Exercice court 1: D'après l'article sur le film Der goldene Handschuh, dans quel bar Fritz Honka rencontre-t-il les vieilles prostituées qu'il tue ?

═════ Extrait de page

Cinema
“Der goldene Handschuh” de Fatih Akin : De la légende hambourgeoise au tapis rouge de la Berlinale

“Der goldene Handschuh” de Fatih Akin : De la légende hambourgeoise au tapis rouge de la Berlinale

12 February 2019 | PAR Samuel Petit

Force est de reconnaître que, films après films, Fatih Akin ne se répète pas. Plus encore, par les thèmes et les manière de les traiter, il sait prendre son public et les critiques par surprise. Après le récent triomphe international du thriller politique et intime In the fade, Der goldene Handschuh, présenté samedi en compétition, confirme cette imprévisibilité de l’enfant terrible du cinéma allemand. Le film retrace le parcours criminel et pathétique du tueur en série, Fritz Honka, sorte de Jack l’éventreur à la sauce hambourgeoise, alcoolique, au traits difformes, au strabisme inquiétant et à la démarche chancelante. Celui-ci découpe en morceaux dans sa mansarde les vieilles prostituées rencontrées au bar 24/7, Zum goldenen Handschuh, situé dans le quartier rouge du port hanséatique.

La violence inouïe et sans filtre sont montrés dès la première scène du film. Ce parti pris provoque énormément de gêne en tant que spectateur et a, lors de la conférence de presse, poussé le réalisateur à s’expliquer sur le sens de montrer ce genre d’horreurs commises sur des femmes à l’heure de l’ère #metoo. Tout en niant toute apologie des violences mises en scène ici et « souhaitant un monde sans serial-killer », celui-ci revendique vouloir contribuer au débat en montrant ces violences sexuelles et sadiques, et interroger sur l’humanité d’un monstre tel que Fritz Honka.

══════════

Exercice court 2: Recopiez telles quelles, dans la liste ci-dessous, toutes les lignes depuis celle qui contient "quote-panel: 8.45 0.24%" jusqu'à celle qui contient "stock-code-row[interactable]: 600867 融", ces deux lignes comprises.

═════ Support de travail

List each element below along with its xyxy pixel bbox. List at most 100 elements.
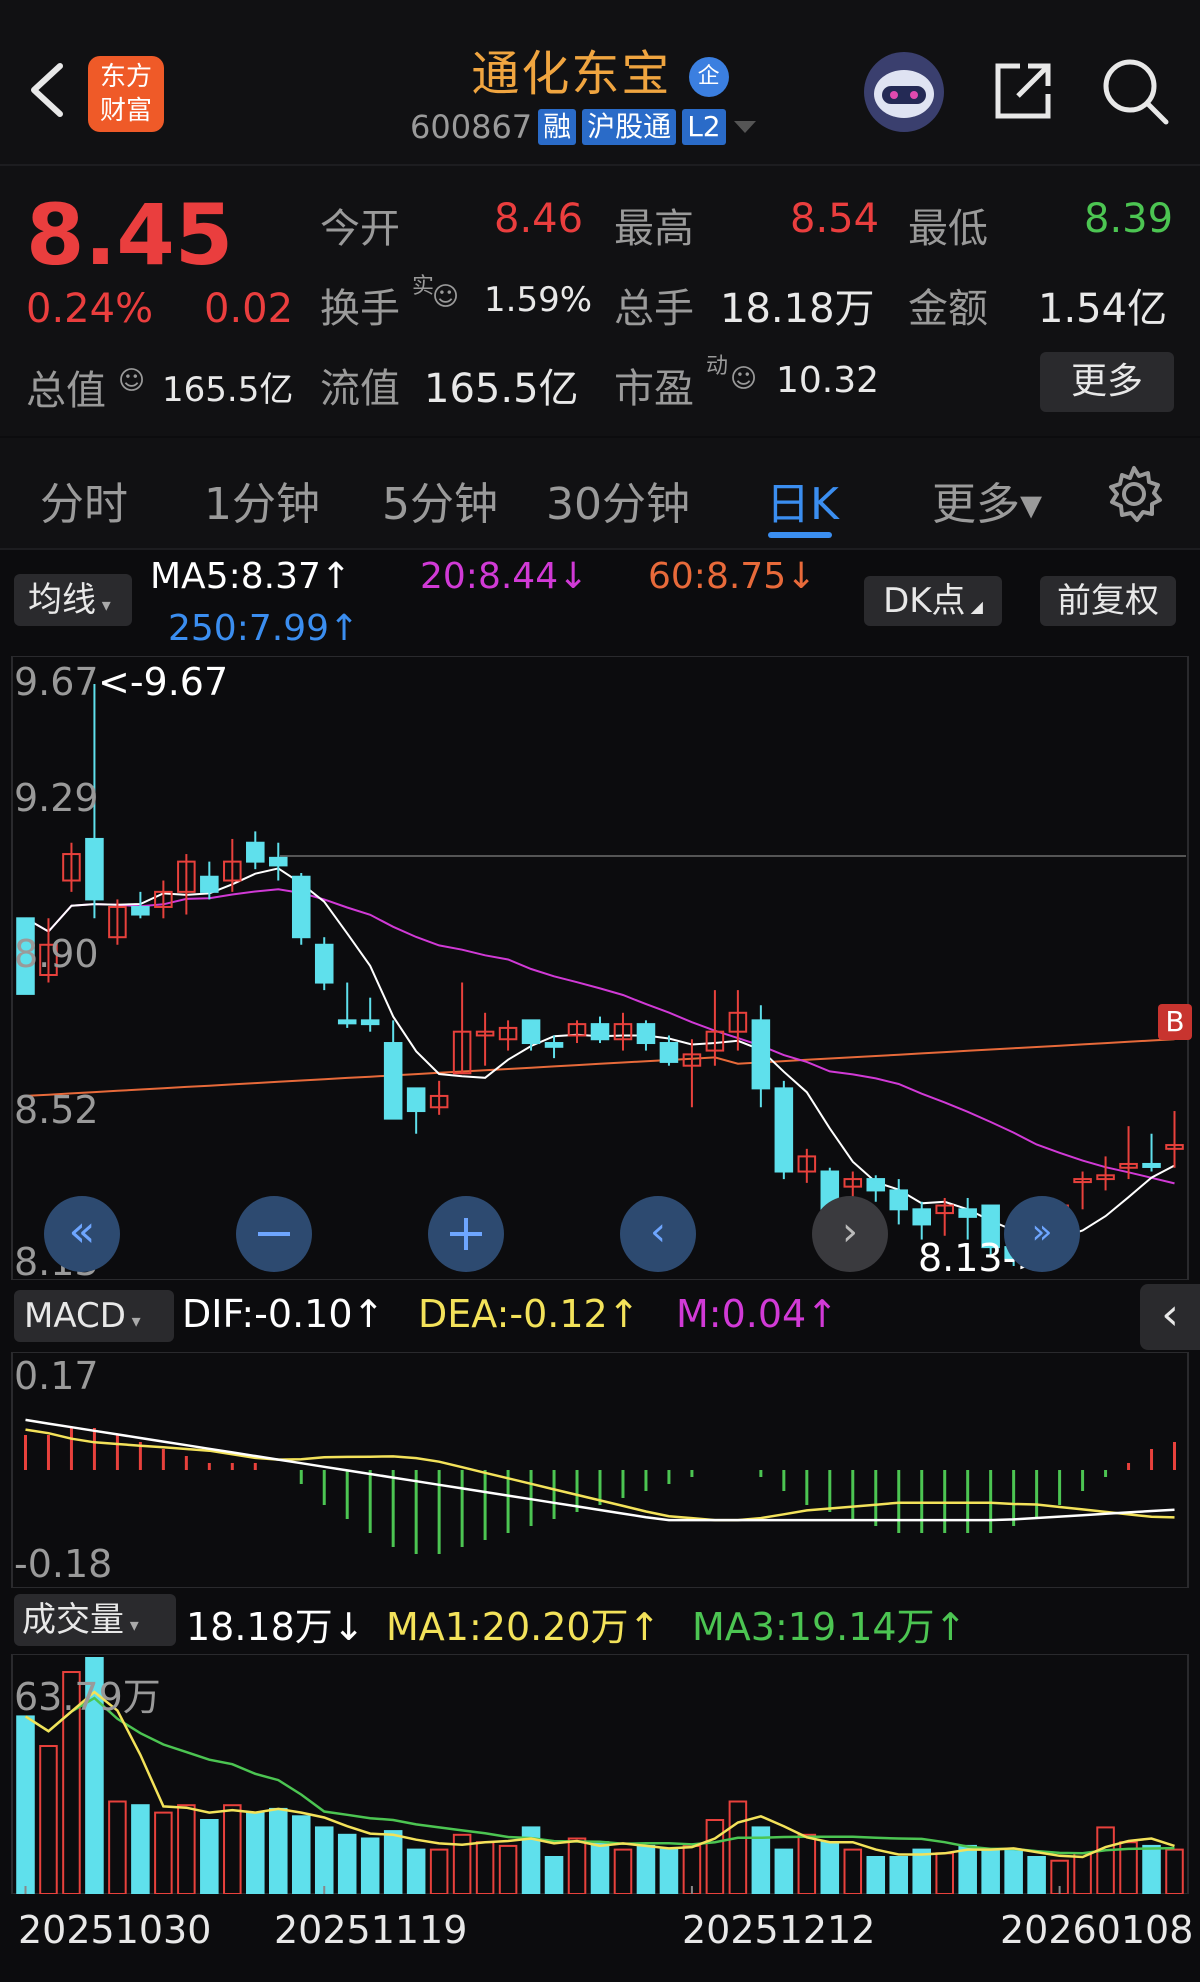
quote-panel: 8.45 0.24% 0.02 总值 ☺ 165.5亿 今开 8.46 最高 8… bbox=[0, 166, 1200, 436]
dk-point-label: DK点 bbox=[883, 581, 966, 621]
tab-1min[interactable]: 1分钟 bbox=[204, 468, 320, 532]
tab-30min[interactable]: 30分钟 bbox=[546, 468, 690, 532]
candle-body bbox=[246, 841, 265, 863]
top-bar: 东方 财富 通化东宝 企 600867 融 沪股通 L2 bbox=[0, 0, 1200, 166]
stock-code-row[interactable]: 600867 融 沪股通 L2 bbox=[410, 108, 758, 146]
candle-body bbox=[889, 1189, 909, 1211]
kline-chart[interactable] bbox=[0, 656, 1200, 1280]
ma60-line bbox=[25, 1038, 1175, 1097]
forward-adjust-button[interactable]: 前复权 bbox=[1040, 576, 1176, 626]
buy-marker[interactable]: B bbox=[1158, 1004, 1192, 1040]
macd-indicator-select[interactable]: MACD ▾ bbox=[14, 1290, 174, 1342]
turnover-sup: 实 bbox=[412, 274, 435, 299]
search-icon[interactable] bbox=[1100, 56, 1170, 126]
volume-ma3-line bbox=[24, 1696, 1175, 1855]
volume-bar bbox=[889, 1856, 909, 1894]
fast-rewind-icon[interactable]: « bbox=[44, 1196, 120, 1272]
share-icon[interactable] bbox=[990, 58, 1056, 124]
period-tabs: 分时 1分钟 5分钟 30分钟 日K 更多▾ bbox=[0, 438, 1200, 550]
tab-more[interactable]: 更多▾ bbox=[932, 468, 1042, 532]
zoom-out-icon[interactable] bbox=[236, 1196, 312, 1272]
fast-forward-icon[interactable]: » bbox=[1004, 1196, 1080, 1272]
macd-dea: DEA:-0.12↑ bbox=[418, 1292, 640, 1336]
pe-info-icon[interactable]: ☺ bbox=[730, 364, 757, 394]
volume-bar bbox=[1004, 1848, 1023, 1894]
candle-body bbox=[383, 1042, 403, 1120]
pe-label: 市盈 bbox=[614, 366, 694, 412]
volume-indicator-select[interactable]: 成交量 ▾ bbox=[14, 1594, 176, 1646]
scroll-left-icon[interactable]: ‹ bbox=[620, 1196, 696, 1272]
stock-code: 600867 bbox=[410, 108, 533, 146]
volume-ma3: MA3:19.14万↑ bbox=[692, 1605, 967, 1649]
volume-ma1-line bbox=[24, 1690, 1175, 1859]
ma5-line bbox=[25, 867, 1175, 1239]
high-label: 最高 bbox=[614, 206, 694, 252]
volume-bar bbox=[131, 1804, 150, 1894]
robot-assistant-icon[interactable] bbox=[862, 50, 946, 134]
ma5-value: MA5:8.37↑ bbox=[150, 556, 352, 597]
volume-bar bbox=[613, 1848, 633, 1894]
volume-bar bbox=[636, 1844, 656, 1894]
open-label: 今开 bbox=[320, 206, 400, 252]
float-cap-value: 165.5亿 bbox=[424, 366, 579, 412]
settings-gear-icon[interactable] bbox=[1104, 464, 1164, 524]
tab-5min[interactable]: 5分钟 bbox=[382, 468, 498, 532]
ma60-value: 60:8.75↓ bbox=[648, 556, 817, 597]
high-value: 8.54 bbox=[790, 196, 880, 242]
volume-bar bbox=[429, 1848, 449, 1894]
volume-bar bbox=[935, 1852, 954, 1894]
turnover-info-icon[interactable]: ☺ bbox=[432, 282, 459, 312]
volume-bar bbox=[246, 1811, 265, 1894]
volume-bar bbox=[843, 1848, 863, 1894]
candle-body bbox=[636, 1023, 656, 1045]
turnover-label: 换手 bbox=[320, 286, 400, 332]
volume-bar bbox=[406, 1848, 426, 1894]
y-label-2: 9.29 bbox=[14, 776, 99, 820]
volume-bar bbox=[820, 1841, 840, 1894]
float-cap-label: 流值 bbox=[320, 366, 400, 412]
dk-point-button[interactable]: DK点 ◢ bbox=[864, 576, 1002, 626]
scroll-right-icon[interactable]: › bbox=[812, 1196, 888, 1272]
volume-bar bbox=[223, 1804, 242, 1894]
market-cap-label: 总值 bbox=[26, 368, 106, 414]
candle-body bbox=[360, 1019, 380, 1026]
volume-bar bbox=[866, 1856, 886, 1894]
volume-bar bbox=[314, 1826, 334, 1894]
candle-body bbox=[314, 943, 334, 984]
candle-body bbox=[291, 875, 311, 939]
volume-bar bbox=[108, 1800, 127, 1894]
candle-body bbox=[751, 1019, 771, 1090]
volume-bar bbox=[797, 1833, 817, 1894]
chevron-down-icon bbox=[733, 121, 756, 133]
candle-body bbox=[337, 1019, 357, 1025]
tab-intraday[interactable]: 分时 bbox=[40, 468, 128, 532]
zoom-in-icon[interactable] bbox=[428, 1196, 504, 1272]
tab-daily-k[interactable]: 日K bbox=[766, 468, 839, 532]
last-price: 8.45 bbox=[26, 186, 234, 284]
volume-bar bbox=[705, 1819, 725, 1894]
more-quote-button[interactable]: 更多 bbox=[1040, 352, 1174, 412]
ma-indicator-select[interactable]: 均线 ▾ bbox=[14, 574, 132, 626]
macd-chart[interactable] bbox=[0, 1352, 1200, 1588]
volume-bar bbox=[774, 1848, 794, 1894]
kline-frame bbox=[11, 656, 1189, 1280]
amount-label: 金额 bbox=[908, 286, 988, 332]
volume-value: 18.18万 bbox=[720, 286, 875, 332]
macd-m: M:0.04↑ bbox=[676, 1292, 839, 1336]
candle-body bbox=[544, 1042, 564, 1048]
volume-bar bbox=[1165, 1848, 1184, 1894]
enterprise-badge: 企 bbox=[688, 57, 729, 97]
info-icon[interactable]: ☺ bbox=[118, 366, 145, 396]
market-cap-value: 165.5亿 bbox=[162, 370, 294, 410]
volume-bar bbox=[1096, 1826, 1115, 1894]
macd-y-top: 0.17 bbox=[14, 1354, 99, 1398]
date-label-2: 20251119 bbox=[274, 1908, 468, 1952]
collapse-panel-icon[interactable]: ‹ bbox=[1140, 1284, 1200, 1350]
volume-chart[interactable] bbox=[0, 1654, 1200, 1894]
volume-bar bbox=[177, 1804, 196, 1894]
y-label-3: 8.90 bbox=[14, 932, 99, 976]
low-label: 最低 bbox=[908, 206, 988, 252]
macd-select-label: MACD bbox=[24, 1296, 126, 1336]
volume-bar bbox=[291, 1815, 311, 1894]
candle-body bbox=[590, 1023, 610, 1041]
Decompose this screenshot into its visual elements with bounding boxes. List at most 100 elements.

══════════

Résultat attendu 1: Au bar Zum goldenen Handschuh, ouvert 24/7, dans le quartier rouge du port hanséatique.

Résultat attendu 2:
quote-panel: 8.45 0.24% 0.02 总值 ☺ 165.5亿 今开 8.46 最高 8… bbox=[0, 166, 1200, 436]
dk-point-label: DK点 bbox=[883, 581, 966, 621]
tab-1min[interactable]: 1分钟 bbox=[204, 468, 320, 532]
tab-30min[interactable]: 30分钟 bbox=[546, 468, 690, 532]
candle-body bbox=[246, 841, 265, 863]
top-bar: 东方 财富 通化东宝 企 600867 融 沪股通 L2 bbox=[0, 0, 1200, 166]
stock-code-row[interactable]: 600867 融 沪股通 L2 bbox=[410, 108, 758, 146]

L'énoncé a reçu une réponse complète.